— Exercise objective —
Copy out, from the entries below, each line holding the string "icon".

— Data listing —
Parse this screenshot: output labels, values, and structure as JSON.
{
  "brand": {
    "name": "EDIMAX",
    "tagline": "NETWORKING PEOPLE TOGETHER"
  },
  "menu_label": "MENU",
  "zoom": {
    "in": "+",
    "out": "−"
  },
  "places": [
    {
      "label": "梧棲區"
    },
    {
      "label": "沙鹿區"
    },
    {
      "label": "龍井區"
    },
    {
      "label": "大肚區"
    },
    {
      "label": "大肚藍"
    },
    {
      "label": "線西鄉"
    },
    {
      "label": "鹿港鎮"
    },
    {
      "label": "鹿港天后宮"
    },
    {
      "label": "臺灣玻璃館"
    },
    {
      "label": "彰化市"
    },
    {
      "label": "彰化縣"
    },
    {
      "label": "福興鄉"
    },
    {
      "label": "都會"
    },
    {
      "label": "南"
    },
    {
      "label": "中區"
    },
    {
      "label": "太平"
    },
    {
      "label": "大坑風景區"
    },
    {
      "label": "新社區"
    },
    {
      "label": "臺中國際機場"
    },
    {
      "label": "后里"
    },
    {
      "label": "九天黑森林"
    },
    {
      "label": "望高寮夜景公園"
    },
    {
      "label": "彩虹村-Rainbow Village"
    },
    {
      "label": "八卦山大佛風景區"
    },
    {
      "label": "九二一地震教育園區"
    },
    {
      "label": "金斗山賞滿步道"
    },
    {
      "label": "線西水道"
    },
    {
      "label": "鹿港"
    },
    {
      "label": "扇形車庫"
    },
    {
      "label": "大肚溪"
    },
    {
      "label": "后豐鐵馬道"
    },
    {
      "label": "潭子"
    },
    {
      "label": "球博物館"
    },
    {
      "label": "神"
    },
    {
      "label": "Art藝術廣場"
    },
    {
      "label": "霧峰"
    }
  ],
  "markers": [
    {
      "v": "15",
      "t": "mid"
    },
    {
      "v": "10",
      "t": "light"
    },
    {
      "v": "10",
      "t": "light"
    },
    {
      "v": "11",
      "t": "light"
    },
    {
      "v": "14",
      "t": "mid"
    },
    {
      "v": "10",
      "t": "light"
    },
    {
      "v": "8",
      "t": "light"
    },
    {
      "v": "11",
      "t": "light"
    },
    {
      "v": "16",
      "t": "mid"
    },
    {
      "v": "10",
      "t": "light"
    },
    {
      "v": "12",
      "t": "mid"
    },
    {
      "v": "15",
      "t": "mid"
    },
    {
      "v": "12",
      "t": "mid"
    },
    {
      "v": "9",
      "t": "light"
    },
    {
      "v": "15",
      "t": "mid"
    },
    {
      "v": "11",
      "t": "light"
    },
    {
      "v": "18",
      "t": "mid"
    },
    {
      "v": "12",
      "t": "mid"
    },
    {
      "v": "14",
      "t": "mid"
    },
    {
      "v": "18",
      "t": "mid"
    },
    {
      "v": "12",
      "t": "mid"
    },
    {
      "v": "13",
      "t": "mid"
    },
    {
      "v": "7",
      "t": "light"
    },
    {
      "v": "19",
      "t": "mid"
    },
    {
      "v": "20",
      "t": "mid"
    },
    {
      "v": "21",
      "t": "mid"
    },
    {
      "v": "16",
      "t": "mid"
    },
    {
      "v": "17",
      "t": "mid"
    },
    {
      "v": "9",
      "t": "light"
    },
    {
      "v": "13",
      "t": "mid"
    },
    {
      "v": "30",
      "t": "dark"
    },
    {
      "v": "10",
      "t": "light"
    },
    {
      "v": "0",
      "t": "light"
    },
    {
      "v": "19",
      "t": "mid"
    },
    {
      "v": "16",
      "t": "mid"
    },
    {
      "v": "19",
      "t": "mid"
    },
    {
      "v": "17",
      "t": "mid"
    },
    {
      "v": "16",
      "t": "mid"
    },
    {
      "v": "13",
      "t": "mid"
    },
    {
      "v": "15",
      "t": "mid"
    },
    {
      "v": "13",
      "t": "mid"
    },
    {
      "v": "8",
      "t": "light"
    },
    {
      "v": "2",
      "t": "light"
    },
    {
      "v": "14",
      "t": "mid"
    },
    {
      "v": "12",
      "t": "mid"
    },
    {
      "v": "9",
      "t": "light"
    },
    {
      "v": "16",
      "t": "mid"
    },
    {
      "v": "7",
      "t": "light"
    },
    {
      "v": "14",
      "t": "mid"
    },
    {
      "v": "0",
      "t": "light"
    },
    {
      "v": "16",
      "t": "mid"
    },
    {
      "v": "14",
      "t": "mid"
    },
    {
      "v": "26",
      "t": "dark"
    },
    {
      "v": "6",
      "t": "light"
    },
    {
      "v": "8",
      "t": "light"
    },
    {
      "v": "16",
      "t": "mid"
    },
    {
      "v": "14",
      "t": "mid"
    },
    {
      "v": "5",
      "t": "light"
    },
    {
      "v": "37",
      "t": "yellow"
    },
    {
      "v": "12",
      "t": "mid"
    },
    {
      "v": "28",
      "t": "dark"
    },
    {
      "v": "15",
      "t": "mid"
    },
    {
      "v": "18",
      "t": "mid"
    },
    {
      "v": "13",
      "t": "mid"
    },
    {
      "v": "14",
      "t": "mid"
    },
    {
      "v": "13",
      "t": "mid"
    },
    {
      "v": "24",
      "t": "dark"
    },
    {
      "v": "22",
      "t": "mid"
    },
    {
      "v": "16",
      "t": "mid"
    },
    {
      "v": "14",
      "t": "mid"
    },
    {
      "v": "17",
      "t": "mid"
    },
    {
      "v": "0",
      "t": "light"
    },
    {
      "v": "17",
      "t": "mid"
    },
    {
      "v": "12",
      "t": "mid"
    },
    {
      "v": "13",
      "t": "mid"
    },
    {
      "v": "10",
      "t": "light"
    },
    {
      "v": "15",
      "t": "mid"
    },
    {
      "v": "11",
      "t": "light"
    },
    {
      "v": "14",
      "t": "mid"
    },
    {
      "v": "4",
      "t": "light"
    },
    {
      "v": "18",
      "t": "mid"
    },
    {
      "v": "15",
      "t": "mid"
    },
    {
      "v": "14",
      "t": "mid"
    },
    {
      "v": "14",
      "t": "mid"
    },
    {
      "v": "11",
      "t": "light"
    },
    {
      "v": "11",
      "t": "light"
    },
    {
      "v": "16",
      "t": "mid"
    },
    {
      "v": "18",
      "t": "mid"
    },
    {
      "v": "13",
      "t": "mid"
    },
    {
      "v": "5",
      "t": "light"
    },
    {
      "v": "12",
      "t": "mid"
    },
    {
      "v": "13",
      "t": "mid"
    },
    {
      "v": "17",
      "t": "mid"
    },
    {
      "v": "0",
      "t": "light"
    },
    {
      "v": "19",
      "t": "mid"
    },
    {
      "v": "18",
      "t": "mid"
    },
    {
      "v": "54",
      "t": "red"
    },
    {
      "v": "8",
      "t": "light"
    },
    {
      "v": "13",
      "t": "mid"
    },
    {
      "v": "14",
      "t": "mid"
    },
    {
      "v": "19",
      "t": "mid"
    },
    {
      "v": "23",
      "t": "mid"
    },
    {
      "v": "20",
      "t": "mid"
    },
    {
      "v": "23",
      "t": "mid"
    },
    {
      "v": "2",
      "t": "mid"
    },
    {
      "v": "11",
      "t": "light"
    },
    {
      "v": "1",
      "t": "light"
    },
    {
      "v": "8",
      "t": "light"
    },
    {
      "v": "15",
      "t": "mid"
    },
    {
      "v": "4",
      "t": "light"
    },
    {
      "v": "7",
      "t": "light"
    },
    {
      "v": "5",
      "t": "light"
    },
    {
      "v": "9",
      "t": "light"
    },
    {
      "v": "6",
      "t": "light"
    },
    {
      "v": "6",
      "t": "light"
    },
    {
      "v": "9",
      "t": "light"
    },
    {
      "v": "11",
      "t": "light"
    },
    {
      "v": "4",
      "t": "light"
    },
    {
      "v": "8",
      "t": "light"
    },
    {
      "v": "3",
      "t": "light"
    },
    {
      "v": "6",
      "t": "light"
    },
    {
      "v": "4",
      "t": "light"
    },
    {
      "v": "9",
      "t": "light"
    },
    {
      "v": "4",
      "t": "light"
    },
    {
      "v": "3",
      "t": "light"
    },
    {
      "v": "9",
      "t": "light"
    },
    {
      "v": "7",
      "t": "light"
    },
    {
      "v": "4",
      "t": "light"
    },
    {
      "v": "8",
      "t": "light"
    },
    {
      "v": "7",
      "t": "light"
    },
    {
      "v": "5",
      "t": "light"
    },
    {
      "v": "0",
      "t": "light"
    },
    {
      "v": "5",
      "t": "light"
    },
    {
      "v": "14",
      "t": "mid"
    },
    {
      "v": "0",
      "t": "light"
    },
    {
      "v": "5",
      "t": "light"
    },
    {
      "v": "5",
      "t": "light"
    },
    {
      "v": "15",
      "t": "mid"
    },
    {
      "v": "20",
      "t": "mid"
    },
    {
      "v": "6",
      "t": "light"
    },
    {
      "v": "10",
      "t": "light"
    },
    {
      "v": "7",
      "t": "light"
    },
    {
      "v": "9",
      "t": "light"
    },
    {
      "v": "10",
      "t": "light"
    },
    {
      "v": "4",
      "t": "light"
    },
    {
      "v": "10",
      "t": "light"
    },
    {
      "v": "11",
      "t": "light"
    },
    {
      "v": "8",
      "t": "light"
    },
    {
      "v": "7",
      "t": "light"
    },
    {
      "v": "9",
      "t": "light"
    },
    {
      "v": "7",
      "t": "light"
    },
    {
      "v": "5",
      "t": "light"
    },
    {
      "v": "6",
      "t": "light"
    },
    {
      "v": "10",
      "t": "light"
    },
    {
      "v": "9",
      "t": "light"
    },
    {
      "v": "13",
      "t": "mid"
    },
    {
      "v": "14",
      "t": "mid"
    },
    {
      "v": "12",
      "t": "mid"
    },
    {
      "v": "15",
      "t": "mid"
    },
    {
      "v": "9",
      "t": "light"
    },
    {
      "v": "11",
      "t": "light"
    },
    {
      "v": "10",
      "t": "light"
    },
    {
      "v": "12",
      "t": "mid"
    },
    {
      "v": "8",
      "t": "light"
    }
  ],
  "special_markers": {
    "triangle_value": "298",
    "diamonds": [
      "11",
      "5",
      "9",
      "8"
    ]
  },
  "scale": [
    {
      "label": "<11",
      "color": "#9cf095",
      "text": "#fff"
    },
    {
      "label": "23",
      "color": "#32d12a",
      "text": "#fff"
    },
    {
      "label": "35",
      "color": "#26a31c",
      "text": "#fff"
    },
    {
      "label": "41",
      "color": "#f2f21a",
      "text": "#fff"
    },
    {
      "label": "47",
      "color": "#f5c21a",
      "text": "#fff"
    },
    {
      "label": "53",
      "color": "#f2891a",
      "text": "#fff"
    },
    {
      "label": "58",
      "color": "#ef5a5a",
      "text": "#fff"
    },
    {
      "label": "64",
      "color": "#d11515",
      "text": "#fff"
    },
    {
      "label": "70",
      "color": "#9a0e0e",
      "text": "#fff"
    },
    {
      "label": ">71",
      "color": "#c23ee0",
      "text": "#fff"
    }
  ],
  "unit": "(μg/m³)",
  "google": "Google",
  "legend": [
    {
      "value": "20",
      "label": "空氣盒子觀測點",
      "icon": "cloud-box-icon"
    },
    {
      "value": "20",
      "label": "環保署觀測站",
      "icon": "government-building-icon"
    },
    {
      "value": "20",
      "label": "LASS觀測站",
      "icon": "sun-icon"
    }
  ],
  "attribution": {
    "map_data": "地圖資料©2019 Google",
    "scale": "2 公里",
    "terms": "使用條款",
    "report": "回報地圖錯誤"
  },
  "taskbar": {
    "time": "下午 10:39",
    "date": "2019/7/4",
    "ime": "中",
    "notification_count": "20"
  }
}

— Answer —
      "icon": "cloud-box-icon"
      "icon": "government-building-icon"
      "icon": "sun-icon"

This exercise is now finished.